▶ The task: Which lines in the records below mention the word "Waal"? Copy each one out.

(Beginning of Dataset entries)

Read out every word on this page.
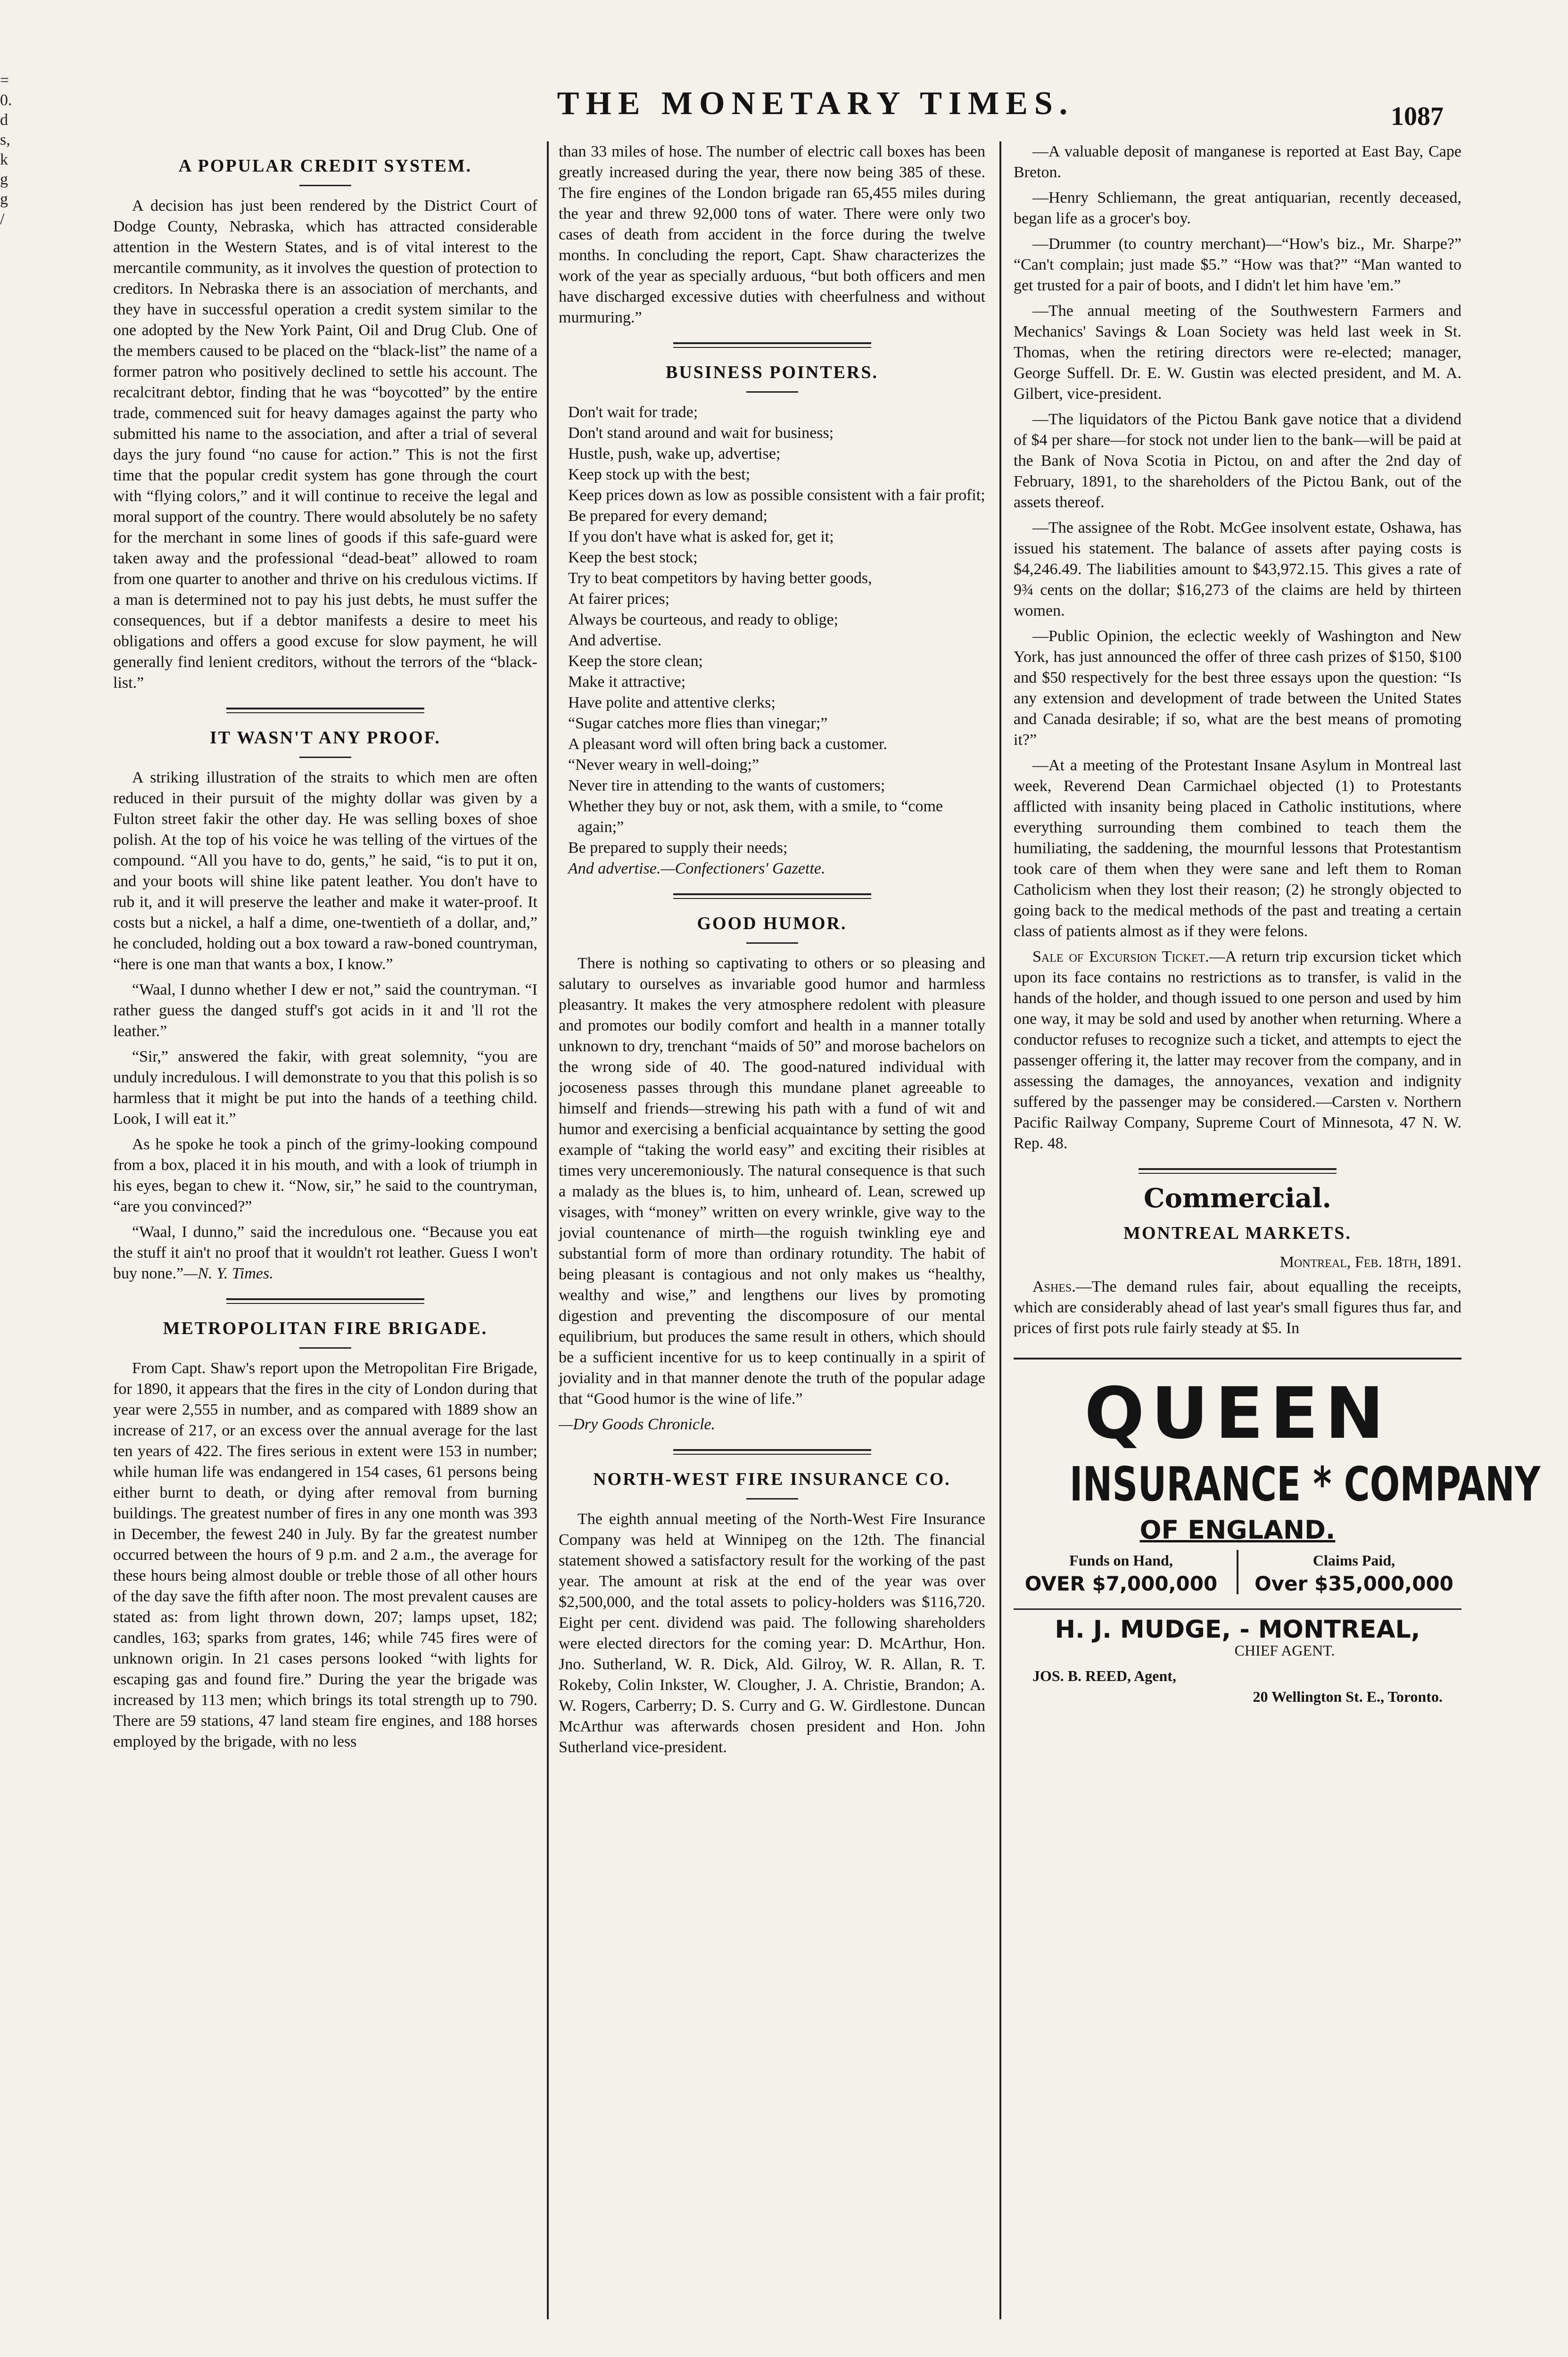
=
0.
d
s,
k
g
g
/
THE MONETARY TIMES.	1087
A POPULAR CREDIT SYSTEM.

A decision has just been rendered by the District Court of Dodge County, Nebraska, which has attracted considerable attention in the Western States, and is of vital interest to the mercantile community, as it involves the question of protection to creditors. In Nebraska there is an association of merchants, and they have in successful operation a credit system similar to the one adopted by the New York Paint, Oil and Drug Club. One of the members caused to be placed on the “black-list” the name of a former patron who positively declined to settle his account. The recalcitrant debtor, finding that he was “boycotted” by the entire trade, commenced suit for heavy damages against the party who submitted his name to the association, and after a trial of several days the jury found “no cause for action.” This is not the first time that the popular credit system has gone through the court with “flying colors,” and it will continue to receive the legal and moral support of the country. There would absolutely be no safety for the merchant in some lines of goods if this safe-guard were taken away and the professional “dead-beat” allowed to roam from one quarter to another and thrive on his credulous victims. If a man is determined not to pay his just debts, he must suffer the consequences, but if a debtor manifests a desire to meet his obligations and offers a good excuse for slow payment, he will generally find lenient creditors, without the terrors of the “black-list.”

IT WASN'T ANY PROOF.

A striking illustration of the straits to which men are often reduced in their pursuit of the mighty dollar was given by a Fulton street fakir the other day. He was selling boxes of shoe polish. At the top of his voice he was telling of the virtues of the compound. “All you have to do, gents,” he said, “is to put it on, and your boots will shine like patent leather. You don't have to rub it, and it will preserve the leather and make it water-proof. It costs but a nickel, a half a dime, one-twentieth of a dollar, and,” he concluded, holding out a box toward a raw-boned countryman, “here is one man that wants a box, I know.”

“Waal, I dunno whether I dew er not,” said the countryman. “I rather guess the danged stuff's got acids in it and 'll rot the leather.”

“Sir,” answered the fakir, with great solemnity, “you are unduly incredulous. I will demonstrate to you that this polish is so harmless that it might be put into the hands of a teething child. Look, I will eat it.”

As he spoke he took a pinch of the grimy-looking compound from a box, placed it in his mouth, and with a look of triumph in his eyes, began to chew it. “Now, sir,” he said to the countryman, “are you convinced?”

“Waal, I dunno,” said the incredulous one. “Because you eat the stuff it ain't no proof that it wouldn't rot leather. Guess I won't buy none.”—N. Y. Times.

METROPOLITAN FIRE BRIGADE.

From Capt. Shaw's report upon the Metropolitan Fire Brigade, for 1890, it appears that the fires in the city of London during that year were 2,555 in number, and as compared with 1889 show an increase of 217, or an excess over the annual average for the last ten years of 422. The fires serious in extent were 153 in number; while human life was endangered in 154 cases, 61 persons being either burnt to death, or dying after removal from burning buildings. The greatest number of fires in any one month was 393 in December, the fewest 240 in July. By far the greatest number occurred between the hours of 9 p.m. and 2 a.m., the average for these hours being almost double or treble those of all other hours of the day save the fifth after noon. The most prevalent causes are stated as: from light thrown down, 207; lamps upset, 182; candles, 163; sparks from grates, 146; while 745 fires were of unknown origin. In 21 cases persons looked “with lights for escaping gas and found fire.” During the year the brigade was increased by 113 men; which brings its total strength up to 790. There are 59 stations, 47 land steam fire engines, and 188 horses employed by the brigade, with no less

than 33 miles of hose. The number of electric call boxes has been greatly increased during the year, there now being 385 of these. The fire engines of the London brigade ran 65,455 miles during the year and threw 92,000 tons of water. There were only two cases of death from accident in the force during the twelve months. In concluding the report, Capt. Shaw characterizes the work of the year as specially arduous, “but both officers and men have discharged excessive duties with cheerfulness and without murmuring.”

BUSINESS POINTERS.
Don't wait for trade;
Don't stand around and wait for business;
Hustle, push, wake up, advertise;
Keep stock up with the best;
Keep prices down as low as possible consistent with a fair profit;
Be prepared for every demand;
If you don't have what is asked for, get it;
Keep the best stock;
Try to beat competitors by having better goods,
At fairer prices;
Always be courteous, and ready to oblige;
And advertise.
Keep the store clean;
Make it attractive;
Have polite and attentive clerks;
“Sugar catches more flies than vinegar;”
A pleasant word will often bring back a customer.
“Never weary in well-doing;”
Never tire in attending to the wants of customers;
Whether they buy or not, ask them, with a smile, to “come again;”
Be prepared to supply their needs;
And advertise.—Confectioners' Gazette.
GOOD HUMOR.

There is nothing so captivating to others or so pleasing and salutary to ourselves as invariable good humor and harmless pleasantry. It makes the very atmosphere redolent with pleasure and promotes our bodily comfort and health in a manner totally unknown to dry, trenchant “maids of 50” and morose bachelors on the wrong side of 40. The good-natured individual with jocoseness passes through this mundane planet agreeable to himself and friends—strewing his path with a fund of wit and humor and exercising a benficial acquaintance by setting the good example of “taking the world easy” and exciting their risibles at times very unceremoniously. The natural consequence is that such a malady as the blues is, to him, unheard of. Lean, screwed up visages, with “money” written on every wrinkle, give way to the jovial countenance of mirth—the roguish twinkling eye and substantial form of more than ordinary rotundity. The habit of being pleasant is contagious and not only makes us “healthy, wealthy and wise,” and lengthens our lives by promoting digestion and preventing the discomposure of our mental equilibrium, but produces the same result in others, which should be a sufficient incentive for us to keep continually in a spirit of joviality and in that manner denote the truth of the popular adage that “Good humor is the wine of life.”

—Dry Goods Chronicle.

NORTH-WEST FIRE INSURANCE CO.

The eighth annual meeting of the North-West Fire Insurance Company was held at Winnipeg on the 12th. The financial statement showed a satisfactory result for the working of the past year. The amount at risk at the end of the year was over $2,500,000, and the total assets to policy-holders was $116,720. Eight per cent. dividend was paid. The following shareholders were elected directors for the coming year: D. McArthur, Hon. Jno. Sutherland, W. R. Dick, Ald. Gilroy, W. R. Allan, R. T. Rokeby, Colin Inkster, W. Clougher, J. A. Christie, Brandon; A. W. Rogers, Carberry; D. S. Curry and G. W. Girdlestone. Duncan McArthur was afterwards chosen president and Hon. John Sutherland vice-president.

—A valuable deposit of manganese is reported at East Bay, Cape Breton.

—Henry Schliemann, the great antiquarian, recently deceased, began life as a grocer's boy.

—Drummer (to country merchant)—“How's biz., Mr. Sharpe?” “Can't complain; just made $5.” “How was that?” “Man wanted to get trusted for a pair of boots, and I didn't let him have 'em.”

—The annual meeting of the Southwestern Farmers and Mechanics' Savings & Loan Society was held last week in St. Thomas, when the retiring directors were re-elected; manager, George Suffell. Dr. E. W. Gustin was elected president, and M. A. Gilbert, vice-president.

—The liquidators of the Pictou Bank gave notice that a dividend of $4 per share—for stock not under lien to the bank—will be paid at the Bank of Nova Scotia in Pictou, on and after the 2nd day of February, 1891, to the shareholders of the Pictou Bank, out of the assets thereof.

—The assignee of the Robt. McGee insolvent estate, Oshawa, has issued his statement. The balance of assets after paying costs is $4,246.49. The liabilities amount to $43,972.15. This gives a rate of 9¾ cents on the dollar; $16,273 of the claims are held by thirteen women.

—Public Opinion, the eclectic weekly of Washington and New York, has just announced the offer of three cash prizes of $150, $100 and $50 respectively for the best three essays upon the question: “Is any extension and development of trade between the United States and Canada desirable; if so, what are the best means of promoting it?”

—At a meeting of the Protestant Insane Asylum in Montreal last week, Reverend Dean Carmichael objected (1) to Protestants afflicted with insanity being placed in Catholic institutions, where everything surrounding them combined to teach them the humiliating, the saddening, the mournful lessons that Protestantism took care of them when they were sane and left them to Roman Catholicism when they lost their reason; (2) he strongly objected to going back to the medical methods of the past and treating a certain class of patients almost as if they were felons.

Sale of Excursion Ticket.—A return trip excursion ticket which upon its face contains no restrictions as to transfer, is valid in the hands of the holder, and though issued to one person and used by him one way, it may be sold and used by another when returning. Where a conductor refuses to recognize such a ticket, and attempts to eject the passenger offering it, the latter may recover from the company, and in assessing the damages, the annoyances, vexation and indignity suffered by the passenger may be considered.—Carsten v. Northern Pacific Railway Company, Supreme Court of Minnesota, 47 N. W. Rep. 48.

Commercial.
MONTREAL MARKETS.
Montreal, Feb. 18th, 1891.

Ashes.—The demand rules fair, about equalling the receipts, which are considerably ahead of last year's small figures thus far, and prices of first pots rule fairly steady at $5. In

QUEEN
INSURANCE * COMPANY
OF ENGLAND.
Funds on Hand,
OVER $7,000,000
Claims Paid,
Over $35,000,000
H. J. MUDGE, - MONTREAL,
CHIEF AGENT.
JOS. B. REED, Agent,
20 Wellington St. E., Toronto.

(End of Dataset entries)

▶ Answer to this problem:
“Waal, I dunno whether I dew er not,” said the countryman. “I rather guess the danged stuff's got acids in it and 'll rot the leather.”
“Waal, I dunno,” said the incredulous one. “Because you eat the stuff it ain't no proof that it wouldn't rot leather. Guess I won't buy none.”—N. Y. Times.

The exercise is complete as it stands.